Exercise aim
Skip the images and copy each record exactly as written.

Provided information
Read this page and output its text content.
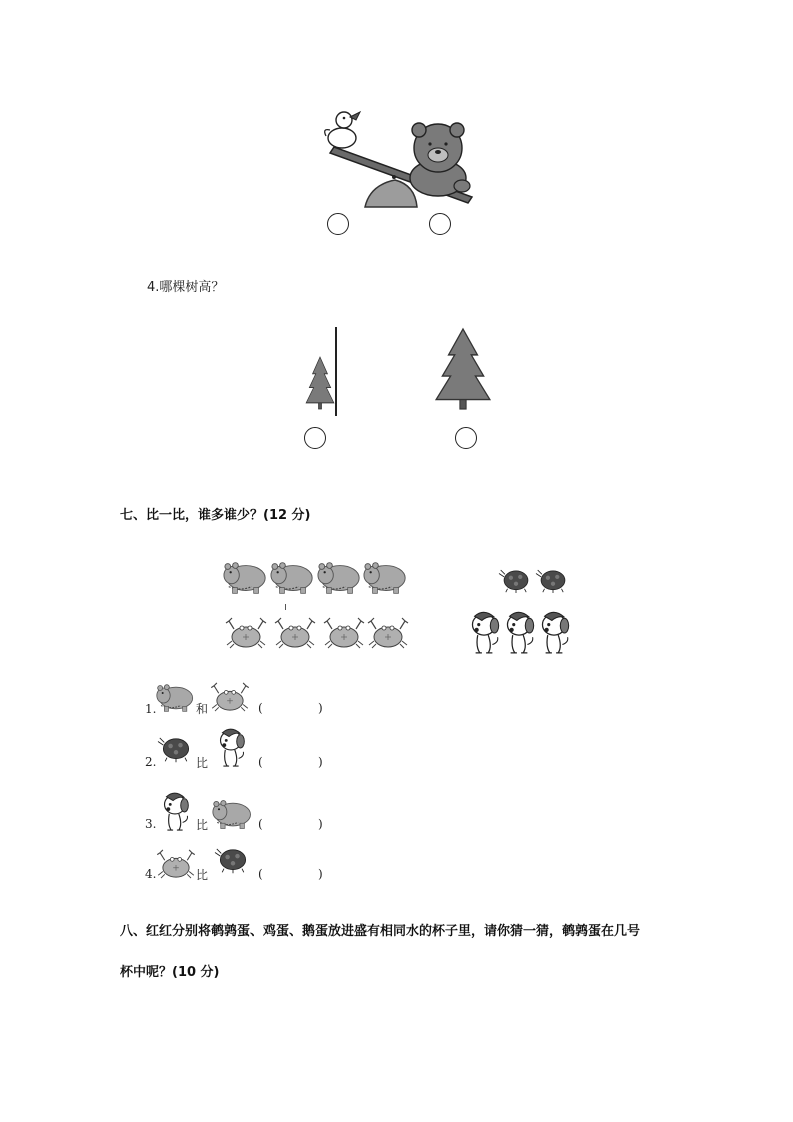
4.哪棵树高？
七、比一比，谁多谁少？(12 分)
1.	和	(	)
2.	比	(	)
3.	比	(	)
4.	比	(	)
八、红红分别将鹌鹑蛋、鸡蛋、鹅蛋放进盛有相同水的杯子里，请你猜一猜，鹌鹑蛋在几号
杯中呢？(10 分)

Reply
Read this page and output its text content.
4.哪棵树高？
七、比一比，谁多谁少？(12 分)
1.	和	(	)
2.	比	(	)
3.	比	(	)
4.	比	(	)
八、红红分别将鹌鹑蛋、鸡蛋、鹅蛋放进盛有相同水的杯子里，请你猜一猜，鹌鹑蛋在几号
杯中呢？(10 分)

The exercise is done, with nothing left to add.